### Job
Every entry below must appear again, exactly as written.

### Provided information

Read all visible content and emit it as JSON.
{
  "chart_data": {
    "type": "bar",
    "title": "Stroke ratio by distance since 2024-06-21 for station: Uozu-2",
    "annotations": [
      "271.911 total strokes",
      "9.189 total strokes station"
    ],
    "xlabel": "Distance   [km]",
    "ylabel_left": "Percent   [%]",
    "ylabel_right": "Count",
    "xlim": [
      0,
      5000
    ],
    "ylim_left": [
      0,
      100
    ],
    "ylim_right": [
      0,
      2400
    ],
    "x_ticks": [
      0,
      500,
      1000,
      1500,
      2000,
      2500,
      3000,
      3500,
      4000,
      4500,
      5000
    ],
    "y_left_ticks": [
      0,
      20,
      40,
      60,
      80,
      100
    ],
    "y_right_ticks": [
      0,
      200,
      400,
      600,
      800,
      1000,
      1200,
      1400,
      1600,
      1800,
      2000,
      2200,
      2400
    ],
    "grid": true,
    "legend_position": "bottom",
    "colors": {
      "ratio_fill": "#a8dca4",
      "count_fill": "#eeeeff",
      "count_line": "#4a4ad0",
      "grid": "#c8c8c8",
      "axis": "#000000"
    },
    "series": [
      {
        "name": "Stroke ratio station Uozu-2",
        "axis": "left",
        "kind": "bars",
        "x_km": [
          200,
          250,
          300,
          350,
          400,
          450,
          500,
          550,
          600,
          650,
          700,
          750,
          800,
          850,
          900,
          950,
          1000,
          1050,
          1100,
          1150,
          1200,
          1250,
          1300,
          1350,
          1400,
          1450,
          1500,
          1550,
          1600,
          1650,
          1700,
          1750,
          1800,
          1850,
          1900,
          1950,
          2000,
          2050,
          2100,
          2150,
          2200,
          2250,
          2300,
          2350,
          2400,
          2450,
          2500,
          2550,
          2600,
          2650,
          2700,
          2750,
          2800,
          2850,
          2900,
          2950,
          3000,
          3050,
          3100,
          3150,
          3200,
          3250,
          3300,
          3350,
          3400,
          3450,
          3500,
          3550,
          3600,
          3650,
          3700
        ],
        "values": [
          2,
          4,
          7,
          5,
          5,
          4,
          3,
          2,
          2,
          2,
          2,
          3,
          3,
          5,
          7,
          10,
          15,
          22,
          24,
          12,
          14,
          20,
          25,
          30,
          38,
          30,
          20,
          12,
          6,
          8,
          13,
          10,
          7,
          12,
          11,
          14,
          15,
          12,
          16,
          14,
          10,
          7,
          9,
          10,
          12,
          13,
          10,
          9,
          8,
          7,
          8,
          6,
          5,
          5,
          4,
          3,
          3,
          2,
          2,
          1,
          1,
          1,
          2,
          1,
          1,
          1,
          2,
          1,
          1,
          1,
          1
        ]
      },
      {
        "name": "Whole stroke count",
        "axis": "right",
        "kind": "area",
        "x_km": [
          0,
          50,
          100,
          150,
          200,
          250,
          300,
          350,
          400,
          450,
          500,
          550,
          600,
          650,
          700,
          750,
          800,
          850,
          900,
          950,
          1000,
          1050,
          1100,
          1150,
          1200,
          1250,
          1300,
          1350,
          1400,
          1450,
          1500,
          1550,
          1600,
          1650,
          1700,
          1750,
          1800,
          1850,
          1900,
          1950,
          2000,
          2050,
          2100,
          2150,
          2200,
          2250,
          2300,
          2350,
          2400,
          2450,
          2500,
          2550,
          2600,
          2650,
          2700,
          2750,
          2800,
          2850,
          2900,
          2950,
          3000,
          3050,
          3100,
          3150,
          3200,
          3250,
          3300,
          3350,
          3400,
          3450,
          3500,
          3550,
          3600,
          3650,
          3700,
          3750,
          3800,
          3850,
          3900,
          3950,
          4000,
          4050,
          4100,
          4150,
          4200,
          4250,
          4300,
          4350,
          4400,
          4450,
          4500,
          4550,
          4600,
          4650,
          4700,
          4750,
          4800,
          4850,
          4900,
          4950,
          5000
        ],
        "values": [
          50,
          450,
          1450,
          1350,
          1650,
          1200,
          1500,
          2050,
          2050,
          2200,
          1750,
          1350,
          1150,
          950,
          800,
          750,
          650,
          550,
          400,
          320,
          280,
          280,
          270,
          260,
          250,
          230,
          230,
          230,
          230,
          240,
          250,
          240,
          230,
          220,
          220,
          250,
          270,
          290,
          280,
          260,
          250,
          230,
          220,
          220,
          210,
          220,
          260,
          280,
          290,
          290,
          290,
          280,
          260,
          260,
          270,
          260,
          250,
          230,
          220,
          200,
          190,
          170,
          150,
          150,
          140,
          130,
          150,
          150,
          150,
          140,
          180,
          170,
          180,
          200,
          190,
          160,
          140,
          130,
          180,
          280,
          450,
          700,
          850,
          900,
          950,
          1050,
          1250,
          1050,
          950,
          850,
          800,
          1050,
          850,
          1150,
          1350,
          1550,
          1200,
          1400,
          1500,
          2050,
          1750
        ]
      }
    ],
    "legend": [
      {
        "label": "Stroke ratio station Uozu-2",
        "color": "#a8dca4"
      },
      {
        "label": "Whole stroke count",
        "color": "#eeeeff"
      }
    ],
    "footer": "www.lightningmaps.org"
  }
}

### The reply
Read all visible content and emit it as JSON.
{
  "chart_data": {
    "type": "bar",
    "title": "Stroke ratio by distance since 2024-06-21 for station: Uozu-2",
    "annotations": [
      "271.911 total strokes",
      "9.189 total strokes station"
    ],
    "xlabel": "Distance   [km]",
    "ylabel_left": "Percent   [%]",
    "ylabel_right": "Count",
    "xlim": [
      0,
      5000
    ],
    "ylim_left": [
      0,
      100
    ],
    "ylim_right": [
      0,
      2400
    ],
    "x_ticks": [
      0,
      500,
      1000,
      1500,
      2000,
      2500,
      3000,
      3500,
      4000,
      4500,
      5000
    ],
    "y_left_ticks": [
      0,
      20,
      40,
      60,
      80,
      100
    ],
    "y_right_ticks": [
      0,
      200,
      400,
      600,
      800,
      1000,
      1200,
      1400,
      1600,
      1800,
      2000,
      2200,
      2400
    ],
    "grid": true,
    "legend_position": "bottom",
    "colors": {
      "ratio_fill": "#a8dca4",
      "count_fill": "#eeeeff",
      "count_line": "#4a4ad0",
      "grid": "#c8c8c8",
      "axis": "#000000"
    },
    "series": [
      {
        "name": "Stroke ratio station Uozu-2",
        "axis": "left",
        "kind": "bars",
        "x_km": [
          200,
          250,
          300,
          350,
          400,
          450,
          500,
          550,
          600,
          650,
          700,
          750,
          800,
          850,
          900,
          950,
          1000,
          1050,
          1100,
          1150,
          1200,
          1250,
          1300,
          1350,
          1400,
          1450,
          1500,
          1550,
          1600,
          1650,
          1700,
          1750,
          1800,
          1850,
          1900,
          1950,
          2000,
          2050,
          2100,
          2150,
          2200,
          2250,
          2300,
          2350,
          2400,
          2450,
          2500,
          2550,
          2600,
          2650,
          2700,
          2750,
          2800,
          2850,
          2900,
          2950,
          3000,
          3050,
          3100,
          3150,
          3200,
          3250,
          3300,
          3350,
          3400,
          3450,
          3500,
          3550,
          3600,
          3650,
          3700
        ],
        "values": [
          2,
          4,
          7,
          5,
          5,
          4,
          3,
          2,
          2,
          2,
          2,
          3,
          3,
          5,
          7,
          10,
          15,
          22,
          24,
          12,
          14,
          20,
          25,
          30,
          38,
          30,
          20,
          12,
          6,
          8,
          13,
          10,
          7,
          12,
          11,
          14,
          15,
          12,
          16,
          14,
          10,
          7,
          9,
          10,
          12,
          13,
          10,
          9,
          8,
          7,
          8,
          6,
          5,
          5,
          4,
          3,
          3,
          2,
          2,
          1,
          1,
          1,
          2,
          1,
          1,
          1,
          2,
          1,
          1,
          1,
          1
        ]
      },
      {
        "name": "Whole stroke count",
        "axis": "right",
        "kind": "area",
        "x_km": [
          0,
          50,
          100,
          150,
          200,
          250,
          300,
          350,
          400,
          450,
          500,
          550,
          600,
          650,
          700,
          750,
          800,
          850,
          900,
          950,
          1000,
          1050,
          1100,
          1150,
          1200,
          1250,
          1300,
          1350,
          1400,
          1450,
          1500,
          1550,
          1600,
          1650,
          1700,
          1750,
          1800,
          1850,
          1900,
          1950,
          2000,
          2050,
          2100,
          2150,
          2200,
          2250,
          2300,
          2350,
          2400,
          2450,
          2500,
          2550,
          2600,
          2650,
          2700,
          2750,
          2800,
          2850,
          2900,
          2950,
          3000,
          3050,
          3100,
          3150,
          3200,
          3250,
          3300,
          3350,
          3400,
          3450,
          3500,
          3550,
          3600,
          3650,
          3700,
          3750,
          3800,
          3850,
          3900,
          3950,
          4000,
          4050,
          4100,
          4150,
          4200,
          4250,
          4300,
          4350,
          4400,
          4450,
          4500,
          4550,
          4600,
          4650,
          4700,
          4750,
          4800,
          4850,
          4900,
          4950,
          5000
        ],
        "values": [
          50,
          450,
          1450,
          1350,
          1650,
          1200,
          1500,
          2050,
          2050,
          2200,
          1750,
          1350,
          1150,
          950,
          800,
          750,
          650,
          550,
          400,
          320,
          280,
          280,
          270,
          260,
          250,
          230,
          230,
          230,
          230,
          240,
          250,
          240,
          230,
          220,
          220,
          250,
          270,
          290,
          280,
          260,
          250,
          230,
          220,
          220,
          210,
          220,
          260,
          280,
          290,
          290,
          290,
          280,
          260,
          260,
          270,
          260,
          250,
          230,
          220,
          200,
          190,
          170,
          150,
          150,
          140,
          130,
          150,
          150,
          150,
          140,
          180,
          170,
          180,
          200,
          190,
          160,
          140,
          130,
          180,
          280,
          450,
          700,
          850,
          900,
          950,
          1050,
          1250,
          1050,
          950,
          850,
          800,
          1050,
          850,
          1150,
          1350,
          1550,
          1200,
          1400,
          1500,
          2050,
          1750
        ]
      }
    ],
    "legend": [
      {
        "label": "Stroke ratio station Uozu-2",
        "color": "#a8dca4"
      },
      {
        "label": "Whole stroke count",
        "color": "#eeeeff"
      }
    ],
    "footer": "www.lightningmaps.org"
  }
}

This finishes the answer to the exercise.